Dataset rows:
▼

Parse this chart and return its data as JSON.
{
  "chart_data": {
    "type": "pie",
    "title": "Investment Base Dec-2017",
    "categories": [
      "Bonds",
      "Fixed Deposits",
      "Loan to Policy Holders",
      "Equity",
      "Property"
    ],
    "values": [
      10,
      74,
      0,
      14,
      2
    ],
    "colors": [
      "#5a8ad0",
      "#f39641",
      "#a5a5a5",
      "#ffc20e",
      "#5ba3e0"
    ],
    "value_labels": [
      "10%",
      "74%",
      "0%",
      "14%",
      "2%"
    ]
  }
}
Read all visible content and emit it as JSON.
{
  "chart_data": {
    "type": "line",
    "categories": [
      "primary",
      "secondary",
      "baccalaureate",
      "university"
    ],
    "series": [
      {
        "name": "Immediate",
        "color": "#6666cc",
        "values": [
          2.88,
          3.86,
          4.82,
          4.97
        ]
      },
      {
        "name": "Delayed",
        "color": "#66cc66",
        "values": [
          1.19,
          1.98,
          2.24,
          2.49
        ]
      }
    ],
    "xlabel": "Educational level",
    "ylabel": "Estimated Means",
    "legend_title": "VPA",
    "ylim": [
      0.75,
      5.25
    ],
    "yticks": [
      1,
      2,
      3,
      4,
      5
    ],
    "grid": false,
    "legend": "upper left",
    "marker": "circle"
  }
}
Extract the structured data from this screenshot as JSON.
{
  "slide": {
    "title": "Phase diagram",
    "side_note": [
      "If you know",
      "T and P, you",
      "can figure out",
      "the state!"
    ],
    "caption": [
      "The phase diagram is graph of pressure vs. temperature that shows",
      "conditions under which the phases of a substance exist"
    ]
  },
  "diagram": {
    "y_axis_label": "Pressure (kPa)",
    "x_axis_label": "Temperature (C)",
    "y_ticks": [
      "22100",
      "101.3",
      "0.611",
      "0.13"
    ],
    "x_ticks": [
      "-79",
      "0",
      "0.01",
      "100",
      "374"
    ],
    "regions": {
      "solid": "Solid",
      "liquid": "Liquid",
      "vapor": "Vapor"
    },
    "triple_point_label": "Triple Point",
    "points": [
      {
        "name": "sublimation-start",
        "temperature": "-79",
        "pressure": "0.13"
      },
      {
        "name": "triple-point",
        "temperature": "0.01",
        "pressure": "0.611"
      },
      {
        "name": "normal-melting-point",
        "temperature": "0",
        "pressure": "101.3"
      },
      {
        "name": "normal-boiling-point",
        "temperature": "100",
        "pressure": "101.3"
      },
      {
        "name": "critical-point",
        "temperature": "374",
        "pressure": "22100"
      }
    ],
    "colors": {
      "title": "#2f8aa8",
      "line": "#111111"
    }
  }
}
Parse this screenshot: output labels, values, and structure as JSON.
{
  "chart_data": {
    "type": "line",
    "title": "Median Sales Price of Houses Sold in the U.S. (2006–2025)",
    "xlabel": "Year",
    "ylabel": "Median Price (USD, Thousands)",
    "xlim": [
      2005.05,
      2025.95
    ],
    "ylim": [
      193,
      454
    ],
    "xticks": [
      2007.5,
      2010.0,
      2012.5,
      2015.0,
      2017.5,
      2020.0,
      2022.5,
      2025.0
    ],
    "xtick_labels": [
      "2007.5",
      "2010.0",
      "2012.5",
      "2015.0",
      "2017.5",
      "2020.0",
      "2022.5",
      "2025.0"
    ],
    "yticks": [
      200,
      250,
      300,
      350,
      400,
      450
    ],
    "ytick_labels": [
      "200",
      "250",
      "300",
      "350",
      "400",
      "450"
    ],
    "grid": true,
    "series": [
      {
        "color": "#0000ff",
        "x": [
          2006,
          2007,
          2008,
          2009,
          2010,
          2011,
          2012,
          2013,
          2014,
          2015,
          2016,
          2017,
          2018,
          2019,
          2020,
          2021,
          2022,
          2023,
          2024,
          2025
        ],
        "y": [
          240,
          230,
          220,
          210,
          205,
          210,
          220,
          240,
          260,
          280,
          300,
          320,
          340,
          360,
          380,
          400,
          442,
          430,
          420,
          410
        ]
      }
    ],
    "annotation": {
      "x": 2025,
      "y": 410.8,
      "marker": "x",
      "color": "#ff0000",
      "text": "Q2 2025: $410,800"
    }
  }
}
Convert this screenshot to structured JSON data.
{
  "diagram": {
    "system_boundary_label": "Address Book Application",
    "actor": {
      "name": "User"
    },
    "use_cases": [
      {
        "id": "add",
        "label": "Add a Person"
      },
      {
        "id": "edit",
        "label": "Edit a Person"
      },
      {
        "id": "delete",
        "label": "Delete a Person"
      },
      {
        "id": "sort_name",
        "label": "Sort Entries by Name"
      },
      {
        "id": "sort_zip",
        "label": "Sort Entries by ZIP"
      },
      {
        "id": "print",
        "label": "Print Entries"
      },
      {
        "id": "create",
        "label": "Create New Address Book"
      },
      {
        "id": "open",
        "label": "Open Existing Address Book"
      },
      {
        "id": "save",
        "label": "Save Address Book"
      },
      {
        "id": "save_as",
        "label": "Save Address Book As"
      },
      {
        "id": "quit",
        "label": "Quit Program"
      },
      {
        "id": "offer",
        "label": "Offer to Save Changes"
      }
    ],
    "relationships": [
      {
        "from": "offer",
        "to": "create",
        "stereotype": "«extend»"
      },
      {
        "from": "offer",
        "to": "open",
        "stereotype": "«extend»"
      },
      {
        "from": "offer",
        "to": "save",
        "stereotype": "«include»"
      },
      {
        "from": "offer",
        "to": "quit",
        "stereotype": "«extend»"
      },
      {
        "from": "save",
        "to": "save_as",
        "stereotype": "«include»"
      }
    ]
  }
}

▲

The entries above must be returned in full, exactly as shown.

Parse this chart and return its data as JSON.
{
  "chart_data": {
    "type": "pie",
    "title": "Investment Base Dec-2017",
    "categories": [
      "Bonds",
      "Fixed Deposits",
      "Loan to Policy Holders",
      "Equity",
      "Property"
    ],
    "values": [
      10,
      74,
      0,
      14,
      2
    ],
    "colors": [
      "#5a8ad0",
      "#f39641",
      "#a5a5a5",
      "#ffc20e",
      "#5ba3e0"
    ],
    "value_labels": [
      "10%",
      "74%",
      "0%",
      "14%",
      "2%"
    ]
  }
}
Read all visible content and emit it as JSON.
{
  "chart_data": {
    "type": "line",
    "categories": [
      "primary",
      "secondary",
      "baccalaureate",
      "university"
    ],
    "series": [
      {
        "name": "Immediate",
        "color": "#6666cc",
        "values": [
          2.88,
          3.86,
          4.82,
          4.97
        ]
      },
      {
        "name": "Delayed",
        "color": "#66cc66",
        "values": [
          1.19,
          1.98,
          2.24,
          2.49
        ]
      }
    ],
    "xlabel": "Educational level",
    "ylabel": "Estimated Means",
    "legend_title": "VPA",
    "ylim": [
      0.75,
      5.25
    ],
    "yticks": [
      1,
      2,
      3,
      4,
      5
    ],
    "grid": false,
    "legend": "upper left",
    "marker": "circle"
  }
}
Extract the structured data from this screenshot as JSON.
{
  "slide": {
    "title": "Phase diagram",
    "side_note": [
      "If you know",
      "T and P, you",
      "can figure out",
      "the state!"
    ],
    "caption": [
      "The phase diagram is graph of pressure vs. temperature that shows",
      "conditions under which the phases of a substance exist"
    ]
  },
  "diagram": {
    "y_axis_label": "Pressure (kPa)",
    "x_axis_label": "Temperature (C)",
    "y_ticks": [
      "22100",
      "101.3",
      "0.611",
      "0.13"
    ],
    "x_ticks": [
      "-79",
      "0",
      "0.01",
      "100",
      "374"
    ],
    "regions": {
      "solid": "Solid",
      "liquid": "Liquid",
      "vapor": "Vapor"
    },
    "triple_point_label": "Triple Point",
    "points": [
      {
        "name": "sublimation-start",
        "temperature": "-79",
        "pressure": "0.13"
      },
      {
        "name": "triple-point",
        "temperature": "0.01",
        "pressure": "0.611"
      },
      {
        "name": "normal-melting-point",
        "temperature": "0",
        "pressure": "101.3"
      },
      {
        "name": "normal-boiling-point",
        "temperature": "100",
        "pressure": "101.3"
      },
      {
        "name": "critical-point",
        "temperature": "374",
        "pressure": "22100"
      }
    ],
    "colors": {
      "title": "#2f8aa8",
      "line": "#111111"
    }
  }
}
Parse this screenshot: output labels, values, and structure as JSON.
{
  "chart_data": {
    "type": "line",
    "title": "Median Sales Price of Houses Sold in the U.S. (2006–2025)",
    "xlabel": "Year",
    "ylabel": "Median Price (USD, Thousands)",
    "xlim": [
      2005.05,
      2025.95
    ],
    "ylim": [
      193,
      454
    ],
    "xticks": [
      2007.5,
      2010.0,
      2012.5,
      2015.0,
      2017.5,
      2020.0,
      2022.5,
      2025.0
    ],
    "xtick_labels": [
      "2007.5",
      "2010.0",
      "2012.5",
      "2015.0",
      "2017.5",
      "2020.0",
      "2022.5",
      "2025.0"
    ],
    "yticks": [
      200,
      250,
      300,
      350,
      400,
      450
    ],
    "ytick_labels": [
      "200",
      "250",
      "300",
      "350",
      "400",
      "450"
    ],
    "grid": true,
    "series": [
      {
        "color": "#0000ff",
        "x": [
          2006,
          2007,
          2008,
          2009,
          2010,
          2011,
          2012,
          2013,
          2014,
          2015,
          2016,
          2017,
          2018,
          2019,
          2020,
          2021,
          2022,
          2023,
          2024,
          2025
        ],
        "y": [
          240,
          230,
          220,
          210,
          205,
          210,
          220,
          240,
          260,
          280,
          300,
          320,
          340,
          360,
          380,
          400,
          442,
          430,
          420,
          410
        ]
      }
    ],
    "annotation": {
      "x": 2025,
      "y": 410.8,
      "marker": "x",
      "color": "#ff0000",
      "text": "Q2 2025: $410,800"
    }
  }
}
Convert this screenshot to structured JSON data.
{
  "diagram": {
    "system_boundary_label": "Address Book Application",
    "actor": {
      "name": "User"
    },
    "use_cases": [
      {
        "id": "add",
        "label": "Add a Person"
      },
      {
        "id": "edit",
        "label": "Edit a Person"
      },
      {
        "id": "delete",
        "label": "Delete a Person"
      },
      {
        "id": "sort_name",
        "label": "Sort Entries by Name"
      },
      {
        "id": "sort_zip",
        "label": "Sort Entries by ZIP"
      },
      {
        "id": "print",
        "label": "Print Entries"
      },
      {
        "id": "create",
        "label": "Create New Address Book"
      },
      {
        "id": "open",
        "label": "Open Existing Address Book"
      },
      {
        "id": "save",
        "label": "Save Address Book"
      },
      {
        "id": "save_as",
        "label": "Save Address Book As"
      },
      {
        "id": "quit",
        "label": "Quit Program"
      },
      {
        "id": "offer",
        "label": "Offer to Save Changes"
      }
    ],
    "relationships": [
      {
        "from": "offer",
        "to": "create",
        "stereotype": "«extend»"
      },
      {
        "from": "offer",
        "to": "open",
        "stereotype": "«extend»"
      },
      {
        "from": "offer",
        "to": "save",
        "stereotype": "«include»"
      },
      {
        "from": "offer",
        "to": "quit",
        "stereotype": "«extend»"
      },
      {
        "from": "save",
        "to": "save_as",
        "stereotype": "«include»"
      }
    ]
  }
}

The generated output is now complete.